What you will do: Go over the entries below line by line, copying each one that contains the word "color".
┄┄┄┄┄┄
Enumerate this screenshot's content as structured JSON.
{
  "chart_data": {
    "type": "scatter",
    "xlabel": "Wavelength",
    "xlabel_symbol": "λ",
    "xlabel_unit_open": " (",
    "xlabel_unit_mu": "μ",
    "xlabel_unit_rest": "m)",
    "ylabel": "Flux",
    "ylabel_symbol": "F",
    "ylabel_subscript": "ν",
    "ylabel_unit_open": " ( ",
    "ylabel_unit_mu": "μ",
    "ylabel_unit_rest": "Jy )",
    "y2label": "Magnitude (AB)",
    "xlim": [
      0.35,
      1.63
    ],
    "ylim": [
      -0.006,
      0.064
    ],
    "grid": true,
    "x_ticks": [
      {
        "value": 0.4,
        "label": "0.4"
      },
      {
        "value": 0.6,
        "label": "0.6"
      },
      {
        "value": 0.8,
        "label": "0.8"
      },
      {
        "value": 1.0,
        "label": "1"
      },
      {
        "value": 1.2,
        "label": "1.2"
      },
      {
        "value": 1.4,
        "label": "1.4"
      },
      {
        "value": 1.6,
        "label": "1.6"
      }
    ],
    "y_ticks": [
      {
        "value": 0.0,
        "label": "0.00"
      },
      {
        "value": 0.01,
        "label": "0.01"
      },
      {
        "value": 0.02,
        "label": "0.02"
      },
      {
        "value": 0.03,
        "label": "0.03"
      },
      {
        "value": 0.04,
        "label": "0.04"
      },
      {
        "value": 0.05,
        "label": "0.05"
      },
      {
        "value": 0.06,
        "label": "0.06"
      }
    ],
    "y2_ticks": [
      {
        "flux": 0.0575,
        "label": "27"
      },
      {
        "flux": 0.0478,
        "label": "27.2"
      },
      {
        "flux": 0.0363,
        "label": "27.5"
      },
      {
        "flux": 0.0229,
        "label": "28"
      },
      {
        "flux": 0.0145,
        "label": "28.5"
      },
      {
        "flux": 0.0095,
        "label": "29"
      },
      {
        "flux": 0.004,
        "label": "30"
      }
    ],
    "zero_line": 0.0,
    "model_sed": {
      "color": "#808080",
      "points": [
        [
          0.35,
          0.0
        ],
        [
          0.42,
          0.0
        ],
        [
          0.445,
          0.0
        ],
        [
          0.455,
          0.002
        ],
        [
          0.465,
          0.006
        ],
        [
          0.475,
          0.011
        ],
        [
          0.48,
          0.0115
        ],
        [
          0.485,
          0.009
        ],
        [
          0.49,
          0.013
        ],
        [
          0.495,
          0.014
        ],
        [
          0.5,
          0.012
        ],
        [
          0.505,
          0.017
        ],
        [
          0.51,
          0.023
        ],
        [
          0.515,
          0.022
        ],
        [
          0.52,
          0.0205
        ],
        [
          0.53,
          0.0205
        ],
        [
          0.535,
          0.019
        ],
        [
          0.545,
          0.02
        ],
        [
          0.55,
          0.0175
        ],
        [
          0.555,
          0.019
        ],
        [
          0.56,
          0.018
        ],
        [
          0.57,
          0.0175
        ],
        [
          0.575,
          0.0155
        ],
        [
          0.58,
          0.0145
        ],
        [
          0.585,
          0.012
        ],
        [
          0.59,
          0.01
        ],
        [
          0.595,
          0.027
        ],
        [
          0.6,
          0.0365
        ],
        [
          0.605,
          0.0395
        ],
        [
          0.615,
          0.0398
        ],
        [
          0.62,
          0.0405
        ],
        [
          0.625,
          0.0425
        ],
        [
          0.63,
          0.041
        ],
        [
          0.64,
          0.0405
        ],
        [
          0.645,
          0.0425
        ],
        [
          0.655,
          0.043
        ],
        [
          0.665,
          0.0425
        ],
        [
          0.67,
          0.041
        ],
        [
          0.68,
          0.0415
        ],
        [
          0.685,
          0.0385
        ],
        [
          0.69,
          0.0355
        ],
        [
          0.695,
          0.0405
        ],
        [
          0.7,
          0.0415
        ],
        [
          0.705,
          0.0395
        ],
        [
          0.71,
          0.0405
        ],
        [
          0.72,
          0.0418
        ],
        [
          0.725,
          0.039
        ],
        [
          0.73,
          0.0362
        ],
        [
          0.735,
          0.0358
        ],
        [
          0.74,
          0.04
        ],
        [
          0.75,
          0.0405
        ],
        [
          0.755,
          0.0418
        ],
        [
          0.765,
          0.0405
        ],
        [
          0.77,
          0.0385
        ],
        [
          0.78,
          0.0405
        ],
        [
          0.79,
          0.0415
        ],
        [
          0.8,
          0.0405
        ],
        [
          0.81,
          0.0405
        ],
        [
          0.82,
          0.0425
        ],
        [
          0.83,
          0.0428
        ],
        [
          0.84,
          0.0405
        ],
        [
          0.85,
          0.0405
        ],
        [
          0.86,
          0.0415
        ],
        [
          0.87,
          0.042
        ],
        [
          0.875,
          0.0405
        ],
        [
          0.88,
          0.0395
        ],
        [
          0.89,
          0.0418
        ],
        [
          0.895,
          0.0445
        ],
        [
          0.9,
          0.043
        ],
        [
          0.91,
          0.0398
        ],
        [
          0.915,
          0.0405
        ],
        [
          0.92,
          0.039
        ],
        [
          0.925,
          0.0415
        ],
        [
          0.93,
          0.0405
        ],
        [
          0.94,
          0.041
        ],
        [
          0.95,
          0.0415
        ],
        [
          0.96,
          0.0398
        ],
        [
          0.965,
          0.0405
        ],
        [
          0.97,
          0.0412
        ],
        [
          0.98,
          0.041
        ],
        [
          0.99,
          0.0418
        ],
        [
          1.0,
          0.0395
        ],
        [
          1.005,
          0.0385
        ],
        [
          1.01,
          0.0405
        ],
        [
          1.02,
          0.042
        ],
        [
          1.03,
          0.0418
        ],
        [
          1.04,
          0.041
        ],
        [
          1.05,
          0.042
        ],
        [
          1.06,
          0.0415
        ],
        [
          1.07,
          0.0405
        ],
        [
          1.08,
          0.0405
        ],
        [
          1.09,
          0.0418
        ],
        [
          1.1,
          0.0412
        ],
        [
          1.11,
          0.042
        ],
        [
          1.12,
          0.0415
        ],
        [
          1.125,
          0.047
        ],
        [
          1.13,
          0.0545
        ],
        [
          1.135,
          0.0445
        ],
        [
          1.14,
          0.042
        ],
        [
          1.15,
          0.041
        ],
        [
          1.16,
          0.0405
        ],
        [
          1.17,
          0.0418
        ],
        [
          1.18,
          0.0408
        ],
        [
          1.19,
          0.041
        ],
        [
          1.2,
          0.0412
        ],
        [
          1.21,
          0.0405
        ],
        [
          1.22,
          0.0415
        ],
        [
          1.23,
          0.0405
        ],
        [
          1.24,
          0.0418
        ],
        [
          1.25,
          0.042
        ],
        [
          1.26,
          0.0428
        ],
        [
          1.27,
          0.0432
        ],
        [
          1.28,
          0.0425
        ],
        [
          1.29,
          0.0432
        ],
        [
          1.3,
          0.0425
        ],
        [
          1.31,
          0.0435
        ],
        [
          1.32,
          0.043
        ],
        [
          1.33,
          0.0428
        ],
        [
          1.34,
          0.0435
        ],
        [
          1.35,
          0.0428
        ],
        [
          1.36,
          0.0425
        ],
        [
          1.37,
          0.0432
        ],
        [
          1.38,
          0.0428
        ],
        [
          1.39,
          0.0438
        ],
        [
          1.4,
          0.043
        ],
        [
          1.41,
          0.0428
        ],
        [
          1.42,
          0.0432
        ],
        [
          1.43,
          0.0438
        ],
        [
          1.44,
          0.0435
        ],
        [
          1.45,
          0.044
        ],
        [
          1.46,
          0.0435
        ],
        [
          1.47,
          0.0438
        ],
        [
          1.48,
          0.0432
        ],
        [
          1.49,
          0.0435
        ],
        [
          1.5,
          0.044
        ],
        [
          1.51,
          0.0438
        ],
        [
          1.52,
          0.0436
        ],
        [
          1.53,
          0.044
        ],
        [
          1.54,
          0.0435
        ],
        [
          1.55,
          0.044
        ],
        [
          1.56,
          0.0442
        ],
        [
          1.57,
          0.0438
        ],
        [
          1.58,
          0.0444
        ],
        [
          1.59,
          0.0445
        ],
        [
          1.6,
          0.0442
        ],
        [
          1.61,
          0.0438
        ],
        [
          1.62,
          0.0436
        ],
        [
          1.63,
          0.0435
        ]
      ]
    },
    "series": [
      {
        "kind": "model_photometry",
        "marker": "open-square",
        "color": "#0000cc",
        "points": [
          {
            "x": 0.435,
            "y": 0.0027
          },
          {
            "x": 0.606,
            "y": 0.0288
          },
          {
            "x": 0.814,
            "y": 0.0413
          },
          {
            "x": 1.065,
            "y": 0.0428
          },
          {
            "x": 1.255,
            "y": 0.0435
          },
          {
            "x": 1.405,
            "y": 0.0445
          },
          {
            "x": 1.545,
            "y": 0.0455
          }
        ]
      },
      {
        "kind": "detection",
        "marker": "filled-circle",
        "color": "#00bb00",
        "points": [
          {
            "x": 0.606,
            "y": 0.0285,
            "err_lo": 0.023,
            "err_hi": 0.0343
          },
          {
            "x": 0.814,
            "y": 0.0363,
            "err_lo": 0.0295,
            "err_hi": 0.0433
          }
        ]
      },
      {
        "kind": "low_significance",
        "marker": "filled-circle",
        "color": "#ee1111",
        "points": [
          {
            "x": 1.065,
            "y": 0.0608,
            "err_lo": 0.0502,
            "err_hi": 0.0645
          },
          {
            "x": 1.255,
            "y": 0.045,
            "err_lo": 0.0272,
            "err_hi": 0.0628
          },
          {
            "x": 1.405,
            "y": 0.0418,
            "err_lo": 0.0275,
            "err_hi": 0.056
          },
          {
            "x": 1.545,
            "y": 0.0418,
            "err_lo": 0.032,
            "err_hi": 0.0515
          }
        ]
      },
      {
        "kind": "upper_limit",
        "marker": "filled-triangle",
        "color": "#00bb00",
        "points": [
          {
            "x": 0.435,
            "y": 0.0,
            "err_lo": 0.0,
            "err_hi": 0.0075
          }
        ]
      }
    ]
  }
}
┄┄┄┄┄┄
Answer:
      "color": "#808080",
        "color": "#0000cc",
        "color": "#00bb00",
        "color": "#ee1111",
        "color": "#00bb00",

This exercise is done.